▸ AIM
Output the data that follows exactly, line for line.

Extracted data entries
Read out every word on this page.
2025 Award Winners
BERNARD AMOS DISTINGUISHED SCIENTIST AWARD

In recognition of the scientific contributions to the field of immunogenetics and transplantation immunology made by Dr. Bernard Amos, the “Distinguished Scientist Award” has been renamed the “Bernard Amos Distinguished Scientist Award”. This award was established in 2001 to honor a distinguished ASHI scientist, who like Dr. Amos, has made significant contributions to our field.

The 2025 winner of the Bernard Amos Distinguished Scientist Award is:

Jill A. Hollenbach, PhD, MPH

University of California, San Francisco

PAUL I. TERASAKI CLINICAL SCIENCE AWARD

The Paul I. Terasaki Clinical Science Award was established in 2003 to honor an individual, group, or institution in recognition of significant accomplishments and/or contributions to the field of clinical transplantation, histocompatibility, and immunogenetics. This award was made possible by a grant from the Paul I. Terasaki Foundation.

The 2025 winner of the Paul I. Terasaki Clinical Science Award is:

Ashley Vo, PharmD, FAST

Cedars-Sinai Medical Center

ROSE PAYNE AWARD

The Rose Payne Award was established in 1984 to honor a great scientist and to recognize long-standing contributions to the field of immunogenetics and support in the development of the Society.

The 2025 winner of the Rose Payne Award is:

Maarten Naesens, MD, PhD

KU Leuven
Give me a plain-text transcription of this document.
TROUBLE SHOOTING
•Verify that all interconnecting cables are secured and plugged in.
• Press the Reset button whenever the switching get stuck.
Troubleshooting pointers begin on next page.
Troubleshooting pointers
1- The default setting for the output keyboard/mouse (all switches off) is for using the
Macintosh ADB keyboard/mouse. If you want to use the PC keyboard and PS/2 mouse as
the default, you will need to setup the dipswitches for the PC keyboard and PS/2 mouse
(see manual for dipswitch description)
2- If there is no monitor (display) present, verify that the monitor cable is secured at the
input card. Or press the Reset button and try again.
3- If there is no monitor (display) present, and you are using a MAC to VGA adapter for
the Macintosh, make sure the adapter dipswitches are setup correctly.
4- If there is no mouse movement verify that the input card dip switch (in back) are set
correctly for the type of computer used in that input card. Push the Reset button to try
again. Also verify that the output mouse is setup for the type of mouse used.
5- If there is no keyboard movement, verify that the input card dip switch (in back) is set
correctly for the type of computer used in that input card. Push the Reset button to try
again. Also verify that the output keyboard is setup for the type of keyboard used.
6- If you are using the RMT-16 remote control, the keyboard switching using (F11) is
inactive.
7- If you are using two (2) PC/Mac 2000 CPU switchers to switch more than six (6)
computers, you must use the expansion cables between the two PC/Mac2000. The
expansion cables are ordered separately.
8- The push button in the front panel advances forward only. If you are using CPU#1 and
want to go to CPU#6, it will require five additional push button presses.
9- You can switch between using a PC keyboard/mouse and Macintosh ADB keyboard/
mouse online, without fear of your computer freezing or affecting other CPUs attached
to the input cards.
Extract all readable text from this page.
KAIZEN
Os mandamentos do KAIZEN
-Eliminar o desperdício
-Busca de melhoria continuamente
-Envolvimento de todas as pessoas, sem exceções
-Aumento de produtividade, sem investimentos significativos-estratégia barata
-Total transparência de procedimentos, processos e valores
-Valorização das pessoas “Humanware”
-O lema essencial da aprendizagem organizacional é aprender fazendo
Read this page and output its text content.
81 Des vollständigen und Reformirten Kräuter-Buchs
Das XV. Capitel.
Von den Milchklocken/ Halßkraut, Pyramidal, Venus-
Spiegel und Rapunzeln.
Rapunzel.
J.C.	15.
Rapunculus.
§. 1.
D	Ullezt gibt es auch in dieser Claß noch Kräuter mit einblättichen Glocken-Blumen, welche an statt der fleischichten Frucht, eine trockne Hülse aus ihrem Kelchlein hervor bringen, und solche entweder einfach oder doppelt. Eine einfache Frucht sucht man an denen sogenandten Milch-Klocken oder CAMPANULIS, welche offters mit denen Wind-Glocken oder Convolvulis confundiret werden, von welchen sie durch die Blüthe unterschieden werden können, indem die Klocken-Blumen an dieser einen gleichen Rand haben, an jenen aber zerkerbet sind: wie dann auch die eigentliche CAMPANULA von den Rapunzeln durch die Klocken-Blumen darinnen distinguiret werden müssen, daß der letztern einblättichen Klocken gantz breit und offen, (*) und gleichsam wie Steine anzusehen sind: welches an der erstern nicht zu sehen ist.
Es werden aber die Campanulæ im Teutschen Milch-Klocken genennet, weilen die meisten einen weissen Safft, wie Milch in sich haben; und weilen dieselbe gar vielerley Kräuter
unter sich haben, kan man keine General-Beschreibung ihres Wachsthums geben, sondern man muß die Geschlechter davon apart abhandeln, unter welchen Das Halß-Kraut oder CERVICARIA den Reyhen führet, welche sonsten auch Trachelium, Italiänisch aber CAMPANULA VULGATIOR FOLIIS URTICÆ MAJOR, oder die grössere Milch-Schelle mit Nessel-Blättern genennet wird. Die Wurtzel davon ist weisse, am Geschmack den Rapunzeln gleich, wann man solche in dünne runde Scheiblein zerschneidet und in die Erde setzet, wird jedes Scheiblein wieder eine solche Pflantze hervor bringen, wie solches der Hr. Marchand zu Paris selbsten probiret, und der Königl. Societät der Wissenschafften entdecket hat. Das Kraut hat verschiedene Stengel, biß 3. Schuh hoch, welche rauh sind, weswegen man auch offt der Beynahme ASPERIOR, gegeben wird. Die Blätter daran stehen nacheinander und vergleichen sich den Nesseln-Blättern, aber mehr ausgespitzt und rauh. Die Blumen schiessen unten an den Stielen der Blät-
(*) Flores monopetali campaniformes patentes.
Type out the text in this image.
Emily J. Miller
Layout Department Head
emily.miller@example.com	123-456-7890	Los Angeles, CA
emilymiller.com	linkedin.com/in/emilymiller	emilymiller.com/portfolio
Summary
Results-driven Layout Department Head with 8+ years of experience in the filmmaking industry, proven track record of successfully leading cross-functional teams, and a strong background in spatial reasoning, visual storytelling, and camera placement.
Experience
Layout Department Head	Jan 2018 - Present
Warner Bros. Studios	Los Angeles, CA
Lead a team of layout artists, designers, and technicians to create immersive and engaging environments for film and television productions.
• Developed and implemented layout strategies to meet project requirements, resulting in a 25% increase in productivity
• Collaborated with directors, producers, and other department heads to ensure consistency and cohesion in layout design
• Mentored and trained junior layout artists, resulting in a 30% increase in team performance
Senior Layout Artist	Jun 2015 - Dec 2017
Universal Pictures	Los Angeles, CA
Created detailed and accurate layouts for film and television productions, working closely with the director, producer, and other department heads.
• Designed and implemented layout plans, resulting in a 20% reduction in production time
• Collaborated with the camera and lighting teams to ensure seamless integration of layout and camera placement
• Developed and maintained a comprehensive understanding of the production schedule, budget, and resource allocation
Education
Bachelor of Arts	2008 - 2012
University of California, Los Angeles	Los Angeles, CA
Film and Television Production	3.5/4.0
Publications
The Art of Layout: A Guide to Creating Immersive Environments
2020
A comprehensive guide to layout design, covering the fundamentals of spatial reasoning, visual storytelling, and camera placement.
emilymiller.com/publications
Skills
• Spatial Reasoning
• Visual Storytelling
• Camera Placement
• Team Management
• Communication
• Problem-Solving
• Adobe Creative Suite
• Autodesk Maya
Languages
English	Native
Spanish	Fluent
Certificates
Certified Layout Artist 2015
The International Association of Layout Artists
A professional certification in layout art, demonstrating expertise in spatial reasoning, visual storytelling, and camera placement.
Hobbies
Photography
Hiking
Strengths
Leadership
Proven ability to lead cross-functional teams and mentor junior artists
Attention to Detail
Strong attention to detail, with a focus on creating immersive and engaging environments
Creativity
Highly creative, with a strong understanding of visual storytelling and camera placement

▸ THE REPLY
Read out every word on this page.
2025 Award Winners
BERNARD AMOS DISTINGUISHED SCIENTIST AWARD

In recognition of the scientific contributions to the field of immunogenetics and transplantation immunology made by Dr. Bernard Amos, the “Distinguished Scientist Award” has been renamed the “Bernard Amos Distinguished Scientist Award”. This award was established in 2001 to honor a distinguished ASHI scientist, who like Dr. Amos, has made significant contributions to our field.

The 2025 winner of the Bernard Amos Distinguished Scientist Award is:

Jill A. Hollenbach, PhD, MPH

University of California, San Francisco

PAUL I. TERASAKI CLINICAL SCIENCE AWARD

The Paul I. Terasaki Clinical Science Award was established in 2003 to honor an individual, group, or institution in recognition of significant accomplishments and/or contributions to the field of clinical transplantation, histocompatibility, and immunogenetics. This award was made possible by a grant from the Paul I. Terasaki Foundation.

The 2025 winner of the Paul I. Terasaki Clinical Science Award is:

Ashley Vo, PharmD, FAST

Cedars-Sinai Medical Center

ROSE PAYNE AWARD

The Rose Payne Award was established in 1984 to honor a great scientist and to recognize long-standing contributions to the field of immunogenetics and support in the development of the Society.

The 2025 winner of the Rose Payne Award is:

Maarten Naesens, MD, PhD

KU Leuven
Give me a plain-text transcription of this document.
TROUBLE SHOOTING
•Verify that all interconnecting cables are secured and plugged in.
• Press the Reset button whenever the switching get stuck.
Troubleshooting pointers begin on next page.
Troubleshooting pointers
1- The default setting for the output keyboard/mouse (all switches off) is for using the
Macintosh ADB keyboard/mouse. If you want to use the PC keyboard and PS/2 mouse as
the default, you will need to setup the dipswitches for the PC keyboard and PS/2 mouse
(see manual for dipswitch description)
2- If there is no monitor (display) present, verify that the monitor cable is secured at the
input card. Or press the Reset button and try again.
3- If there is no monitor (display) present, and you are using a MAC to VGA adapter for
the Macintosh, make sure the adapter dipswitches are setup correctly.
4- If there is no mouse movement verify that the input card dip switch (in back) are set
correctly for the type of computer used in that input card. Push the Reset button to try
again. Also verify that the output mouse is setup for the type of mouse used.
5- If there is no keyboard movement, verify that the input card dip switch (in back) is set
correctly for the type of computer used in that input card. Push the Reset button to try
again. Also verify that the output keyboard is setup for the type of keyboard used.
6- If you are using the RMT-16 remote control, the keyboard switching using (F11) is
inactive.
7- If you are using two (2) PC/Mac 2000 CPU switchers to switch more than six (6)
computers, you must use the expansion cables between the two PC/Mac2000. The
expansion cables are ordered separately.
8- The push button in the front panel advances forward only. If you are using CPU#1 and
want to go to CPU#6, it will require five additional push button presses.
9- You can switch between using a PC keyboard/mouse and Macintosh ADB keyboard/
mouse online, without fear of your computer freezing or affecting other CPUs attached
to the input cards.
Extract all readable text from this page.
KAIZEN
Os mandamentos do KAIZEN
-Eliminar o desperdício
-Busca de melhoria continuamente
-Envolvimento de todas as pessoas, sem exceções
-Aumento de produtividade, sem investimentos significativos-estratégia barata
-Total transparência de procedimentos, processos e valores
-Valorização das pessoas “Humanware”
-O lema essencial da aprendizagem organizacional é aprender fazendo
Read this page and output its text content.
81 Des vollständigen und Reformirten Kräuter-Buchs
Das XV. Capitel.
Von den Milchklocken/ Halßkraut, Pyramidal, Venus-
Spiegel und Rapunzeln.
Rapunzel.
J.C.	15.
Rapunculus.
§. 1.
D	Ullezt gibt es auch in dieser Claß noch Kräuter mit einblättichen Glocken-Blumen, welche an statt der fleischichten Frucht, eine trockne Hülse aus ihrem Kelchlein hervor bringen, und solche entweder einfach oder doppelt. Eine einfache Frucht sucht man an denen sogenandten Milch-Klocken oder CAMPANULIS, welche offters mit denen Wind-Glocken oder Convolvulis confundiret werden, von welchen sie durch die Blüthe unterschieden werden können, indem die Klocken-Blumen an dieser einen gleichen Rand haben, an jenen aber zerkerbet sind: wie dann auch die eigentliche CAMPANULA von den Rapunzeln durch die Klocken-Blumen darinnen distinguiret werden müssen, daß der letztern einblättichen Klocken gantz breit und offen, (*) und gleichsam wie Steine anzusehen sind: welches an der erstern nicht zu sehen ist.
Es werden aber die Campanulæ im Teutschen Milch-Klocken genennet, weilen die meisten einen weissen Safft, wie Milch in sich haben; und weilen dieselbe gar vielerley Kräuter
unter sich haben, kan man keine General-Beschreibung ihres Wachsthums geben, sondern man muß die Geschlechter davon apart abhandeln, unter welchen Das Halß-Kraut oder CERVICARIA den Reyhen führet, welche sonsten auch Trachelium, Italiänisch aber CAMPANULA VULGATIOR FOLIIS URTICÆ MAJOR, oder die grössere Milch-Schelle mit Nessel-Blättern genennet wird. Die Wurtzel davon ist weisse, am Geschmack den Rapunzeln gleich, wann man solche in dünne runde Scheiblein zerschneidet und in die Erde setzet, wird jedes Scheiblein wieder eine solche Pflantze hervor bringen, wie solches der Hr. Marchand zu Paris selbsten probiret, und der Königl. Societät der Wissenschafften entdecket hat. Das Kraut hat verschiedene Stengel, biß 3. Schuh hoch, welche rauh sind, weswegen man auch offt der Beynahme ASPERIOR, gegeben wird. Die Blätter daran stehen nacheinander und vergleichen sich den Nesseln-Blättern, aber mehr ausgespitzt und rauh. Die Blumen schiessen unten an den Stielen der Blät-
(*) Flores monopetali campaniformes patentes.
Type out the text in this image.
Emily J. Miller
Layout Department Head
emily.miller@example.com	123-456-7890	Los Angeles, CA
emilymiller.com	linkedin.com/in/emilymiller	emilymiller.com/portfolio
Summary
Results-driven Layout Department Head with 8+ years of experience in the filmmaking industry, proven track record of successfully leading cross-functional teams, and a strong background in spatial reasoning, visual storytelling, and camera placement.
Experience
Layout Department Head	Jan 2018 - Present
Warner Bros. Studios	Los Angeles, CA
Lead a team of layout artists, designers, and technicians to create immersive and engaging environments for film and television productions.
• Developed and implemented layout strategies to meet project requirements, resulting in a 25% increase in productivity
• Collaborated with directors, producers, and other department heads to ensure consistency and cohesion in layout design
• Mentored and trained junior layout artists, resulting in a 30% increase in team performance
Senior Layout Artist	Jun 2015 - Dec 2017
Universal Pictures	Los Angeles, CA
Created detailed and accurate layouts for film and television productions, working closely with the director, producer, and other department heads.
• Designed and implemented layout plans, resulting in a 20% reduction in production time
• Collaborated with the camera and lighting teams to ensure seamless integration of layout and camera placement
• Developed and maintained a comprehensive understanding of the production schedule, budget, and resource allocation
Education
Bachelor of Arts	2008 - 2012
University of California, Los Angeles	Los Angeles, CA
Film and Television Production	3.5/4.0
Publications
The Art of Layout: A Guide to Creating Immersive Environments
2020
A comprehensive guide to layout design, covering the fundamentals of spatial reasoning, visual storytelling, and camera placement.
emilymiller.com/publications
Skills
• Spatial Reasoning
• Visual Storytelling
• Camera Placement
• Team Management
• Communication
• Problem-Solving
• Adobe Creative Suite
• Autodesk Maya
Languages
English	Native
Spanish	Fluent
Certificates
Certified Layout Artist 2015
The International Association of Layout Artists
A professional certification in layout art, demonstrating expertise in spatial reasoning, visual storytelling, and camera placement.
Hobbies
Photography
Hiking
Strengths
Leadership
Proven ability to lead cross-functional teams and mentor junior artists
Attention to Detail
Strong attention to detail, with a focus on creating immersive and engaging environments
Creativity
Highly creative, with a strong understanding of visual storytelling and camera placement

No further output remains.